WHAT YOU ARE ASKED TO DO:
Present the following entries again, word for word and in full.

MATERIAL PROVIDED:
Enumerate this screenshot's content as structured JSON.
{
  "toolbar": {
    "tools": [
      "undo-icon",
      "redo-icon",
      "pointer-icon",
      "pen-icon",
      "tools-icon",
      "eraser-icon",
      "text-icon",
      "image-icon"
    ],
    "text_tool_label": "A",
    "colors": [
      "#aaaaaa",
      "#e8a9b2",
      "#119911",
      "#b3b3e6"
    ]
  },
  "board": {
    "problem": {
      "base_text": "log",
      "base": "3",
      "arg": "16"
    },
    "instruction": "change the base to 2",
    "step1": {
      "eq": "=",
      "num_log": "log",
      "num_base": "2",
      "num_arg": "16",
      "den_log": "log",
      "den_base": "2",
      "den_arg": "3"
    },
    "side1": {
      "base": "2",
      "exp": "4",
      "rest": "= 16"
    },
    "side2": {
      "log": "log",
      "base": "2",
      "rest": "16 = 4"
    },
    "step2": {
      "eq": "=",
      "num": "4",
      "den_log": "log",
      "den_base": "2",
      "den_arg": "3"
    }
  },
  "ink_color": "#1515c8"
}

RIGHT ANSWER:
Enumerate this screenshot's content as structured JSON.
{
  "toolbar": {
    "tools": [
      "undo-icon",
      "redo-icon",
      "pointer-icon",
      "pen-icon",
      "tools-icon",
      "eraser-icon",
      "text-icon",
      "image-icon"
    ],
    "text_tool_label": "A",
    "colors": [
      "#aaaaaa",
      "#e8a9b2",
      "#119911",
      "#b3b3e6"
    ]
  },
  "board": {
    "problem": {
      "base_text": "log",
      "base": "3",
      "arg": "16"
    },
    "instruction": "change the base to 2",
    "step1": {
      "eq": "=",
      "num_log": "log",
      "num_base": "2",
      "num_arg": "16",
      "den_log": "log",
      "den_base": "2",
      "den_arg": "3"
    },
    "side1": {
      "base": "2",
      "exp": "4",
      "rest": "= 16"
    },
    "side2": {
      "log": "log",
      "base": "2",
      "rest": "16 = 4"
    },
    "step2": {
      "eq": "=",
      "num": "4",
      "den_log": "log",
      "den_base": "2",
      "den_arg": "3"
    }
  },
  "ink_color": "#1515c8"
}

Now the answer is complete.